* **WHAT TO DO**: Look through the listing for the word "geology". Copy each line that has it.

* **EXERCISE MATERIAL**:
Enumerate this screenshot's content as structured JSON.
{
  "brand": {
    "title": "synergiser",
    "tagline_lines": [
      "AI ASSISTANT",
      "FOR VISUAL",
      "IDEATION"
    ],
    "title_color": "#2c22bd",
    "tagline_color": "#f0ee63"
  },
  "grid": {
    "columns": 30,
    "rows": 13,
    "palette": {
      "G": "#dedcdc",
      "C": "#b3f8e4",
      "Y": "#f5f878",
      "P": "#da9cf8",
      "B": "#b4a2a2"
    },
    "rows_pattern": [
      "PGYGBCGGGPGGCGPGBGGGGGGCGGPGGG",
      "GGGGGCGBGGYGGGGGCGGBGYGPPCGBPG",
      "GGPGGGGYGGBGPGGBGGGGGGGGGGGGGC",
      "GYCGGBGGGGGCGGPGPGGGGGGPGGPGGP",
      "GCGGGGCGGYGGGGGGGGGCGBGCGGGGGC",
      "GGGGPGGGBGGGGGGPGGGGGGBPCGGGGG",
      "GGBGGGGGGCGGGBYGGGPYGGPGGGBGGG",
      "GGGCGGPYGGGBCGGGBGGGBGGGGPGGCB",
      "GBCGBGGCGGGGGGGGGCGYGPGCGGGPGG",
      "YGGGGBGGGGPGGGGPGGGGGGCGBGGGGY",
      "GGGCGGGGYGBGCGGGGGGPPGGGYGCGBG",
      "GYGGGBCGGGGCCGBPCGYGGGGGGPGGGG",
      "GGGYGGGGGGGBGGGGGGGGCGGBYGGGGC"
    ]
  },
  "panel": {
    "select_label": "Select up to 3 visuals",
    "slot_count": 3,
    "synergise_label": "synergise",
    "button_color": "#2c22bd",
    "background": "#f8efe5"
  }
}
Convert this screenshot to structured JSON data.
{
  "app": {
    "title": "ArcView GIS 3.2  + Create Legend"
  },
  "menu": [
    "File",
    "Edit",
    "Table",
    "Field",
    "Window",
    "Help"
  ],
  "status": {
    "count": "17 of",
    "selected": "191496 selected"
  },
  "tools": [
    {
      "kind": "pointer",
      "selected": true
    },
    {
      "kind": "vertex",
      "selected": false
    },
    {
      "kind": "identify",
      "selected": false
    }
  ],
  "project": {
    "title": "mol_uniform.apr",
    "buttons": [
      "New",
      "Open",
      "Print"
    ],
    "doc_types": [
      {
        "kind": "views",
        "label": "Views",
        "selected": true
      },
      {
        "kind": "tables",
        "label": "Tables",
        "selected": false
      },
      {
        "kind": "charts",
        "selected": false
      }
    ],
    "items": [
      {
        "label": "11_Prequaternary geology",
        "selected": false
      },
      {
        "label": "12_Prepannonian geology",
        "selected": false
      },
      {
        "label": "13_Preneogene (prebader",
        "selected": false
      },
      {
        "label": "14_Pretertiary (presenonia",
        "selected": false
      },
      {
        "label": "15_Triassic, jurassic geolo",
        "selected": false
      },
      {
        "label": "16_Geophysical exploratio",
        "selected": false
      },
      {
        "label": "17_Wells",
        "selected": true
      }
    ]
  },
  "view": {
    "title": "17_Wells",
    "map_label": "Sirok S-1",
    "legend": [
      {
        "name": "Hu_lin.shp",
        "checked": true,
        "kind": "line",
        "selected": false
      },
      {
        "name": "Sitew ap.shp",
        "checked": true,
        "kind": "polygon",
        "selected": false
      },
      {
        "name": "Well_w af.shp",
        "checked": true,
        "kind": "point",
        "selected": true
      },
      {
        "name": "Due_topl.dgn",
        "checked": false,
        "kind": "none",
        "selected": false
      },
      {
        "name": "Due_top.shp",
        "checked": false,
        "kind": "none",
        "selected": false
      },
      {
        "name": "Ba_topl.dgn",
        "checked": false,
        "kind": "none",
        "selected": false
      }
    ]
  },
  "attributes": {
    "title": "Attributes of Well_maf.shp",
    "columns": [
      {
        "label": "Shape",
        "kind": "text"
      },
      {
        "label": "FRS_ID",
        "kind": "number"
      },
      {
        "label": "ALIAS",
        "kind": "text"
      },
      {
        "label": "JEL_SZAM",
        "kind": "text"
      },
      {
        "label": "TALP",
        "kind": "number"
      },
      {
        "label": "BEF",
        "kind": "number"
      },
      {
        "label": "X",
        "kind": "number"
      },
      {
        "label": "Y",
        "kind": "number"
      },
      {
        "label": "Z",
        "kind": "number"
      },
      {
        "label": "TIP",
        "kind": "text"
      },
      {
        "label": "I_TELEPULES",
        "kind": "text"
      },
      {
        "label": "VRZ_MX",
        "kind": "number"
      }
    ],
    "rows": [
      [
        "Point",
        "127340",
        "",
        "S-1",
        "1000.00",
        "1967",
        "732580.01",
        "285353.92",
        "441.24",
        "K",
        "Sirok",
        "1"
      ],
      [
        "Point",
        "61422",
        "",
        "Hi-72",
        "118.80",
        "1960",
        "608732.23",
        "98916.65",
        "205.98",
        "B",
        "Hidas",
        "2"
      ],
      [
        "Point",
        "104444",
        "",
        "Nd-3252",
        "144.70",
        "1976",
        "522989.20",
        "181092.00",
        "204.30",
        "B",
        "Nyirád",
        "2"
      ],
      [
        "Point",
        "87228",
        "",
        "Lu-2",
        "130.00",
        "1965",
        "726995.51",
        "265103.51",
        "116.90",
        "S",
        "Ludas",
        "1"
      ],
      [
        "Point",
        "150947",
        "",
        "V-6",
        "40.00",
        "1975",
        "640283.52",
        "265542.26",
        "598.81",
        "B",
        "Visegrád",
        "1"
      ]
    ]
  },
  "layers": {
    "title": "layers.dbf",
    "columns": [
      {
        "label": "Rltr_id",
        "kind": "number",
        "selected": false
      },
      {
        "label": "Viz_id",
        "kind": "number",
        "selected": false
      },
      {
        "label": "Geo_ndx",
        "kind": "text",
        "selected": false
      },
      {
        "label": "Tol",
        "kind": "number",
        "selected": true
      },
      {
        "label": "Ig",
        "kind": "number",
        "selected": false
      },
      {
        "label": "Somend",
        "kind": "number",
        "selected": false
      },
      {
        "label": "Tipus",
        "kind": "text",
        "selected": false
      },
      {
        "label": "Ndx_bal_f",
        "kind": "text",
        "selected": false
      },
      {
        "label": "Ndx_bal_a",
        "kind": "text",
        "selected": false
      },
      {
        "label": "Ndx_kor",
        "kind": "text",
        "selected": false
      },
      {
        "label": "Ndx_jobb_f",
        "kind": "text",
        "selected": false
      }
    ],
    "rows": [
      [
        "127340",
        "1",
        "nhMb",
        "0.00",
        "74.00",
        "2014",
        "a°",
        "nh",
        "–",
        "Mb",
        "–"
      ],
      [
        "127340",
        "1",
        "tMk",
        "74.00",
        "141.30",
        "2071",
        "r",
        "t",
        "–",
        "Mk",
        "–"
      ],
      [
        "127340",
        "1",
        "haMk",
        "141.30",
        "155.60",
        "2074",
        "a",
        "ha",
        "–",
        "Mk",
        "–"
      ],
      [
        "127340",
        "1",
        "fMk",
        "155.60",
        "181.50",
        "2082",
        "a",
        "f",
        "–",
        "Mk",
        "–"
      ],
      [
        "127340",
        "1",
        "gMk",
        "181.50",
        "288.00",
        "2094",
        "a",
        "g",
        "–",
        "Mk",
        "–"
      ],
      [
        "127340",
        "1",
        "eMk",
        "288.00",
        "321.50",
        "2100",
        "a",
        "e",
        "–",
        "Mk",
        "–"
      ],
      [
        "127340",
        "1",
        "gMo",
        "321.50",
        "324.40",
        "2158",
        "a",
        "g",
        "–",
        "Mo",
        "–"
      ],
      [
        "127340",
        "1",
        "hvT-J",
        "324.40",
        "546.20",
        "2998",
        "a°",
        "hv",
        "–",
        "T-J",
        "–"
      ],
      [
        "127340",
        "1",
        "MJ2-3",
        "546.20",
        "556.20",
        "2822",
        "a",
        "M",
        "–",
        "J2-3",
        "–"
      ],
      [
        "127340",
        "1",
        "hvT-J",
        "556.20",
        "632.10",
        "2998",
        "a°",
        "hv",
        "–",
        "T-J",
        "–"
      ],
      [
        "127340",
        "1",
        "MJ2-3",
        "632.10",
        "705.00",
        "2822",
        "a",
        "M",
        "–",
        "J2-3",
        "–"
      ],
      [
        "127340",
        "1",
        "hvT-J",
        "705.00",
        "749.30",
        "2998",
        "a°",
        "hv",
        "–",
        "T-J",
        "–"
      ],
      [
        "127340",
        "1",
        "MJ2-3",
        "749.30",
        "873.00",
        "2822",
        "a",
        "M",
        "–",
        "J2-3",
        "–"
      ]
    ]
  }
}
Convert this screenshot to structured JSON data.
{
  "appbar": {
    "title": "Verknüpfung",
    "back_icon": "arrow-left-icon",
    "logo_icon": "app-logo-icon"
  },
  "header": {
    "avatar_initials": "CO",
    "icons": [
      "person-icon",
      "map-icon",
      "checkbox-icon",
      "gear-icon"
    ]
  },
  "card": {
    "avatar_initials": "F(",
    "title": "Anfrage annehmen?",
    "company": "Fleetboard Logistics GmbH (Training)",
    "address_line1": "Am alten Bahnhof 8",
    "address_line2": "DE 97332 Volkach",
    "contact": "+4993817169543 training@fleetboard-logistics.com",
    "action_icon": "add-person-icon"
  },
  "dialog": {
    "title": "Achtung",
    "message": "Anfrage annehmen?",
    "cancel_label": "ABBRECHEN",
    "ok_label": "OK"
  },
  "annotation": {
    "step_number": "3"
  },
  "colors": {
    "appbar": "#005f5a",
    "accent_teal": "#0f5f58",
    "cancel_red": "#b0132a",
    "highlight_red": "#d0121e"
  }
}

* **EXERCISE ANSWER**:
        "label": "11_Prequaternary geology",
        "label": "12_Prepannonian geology",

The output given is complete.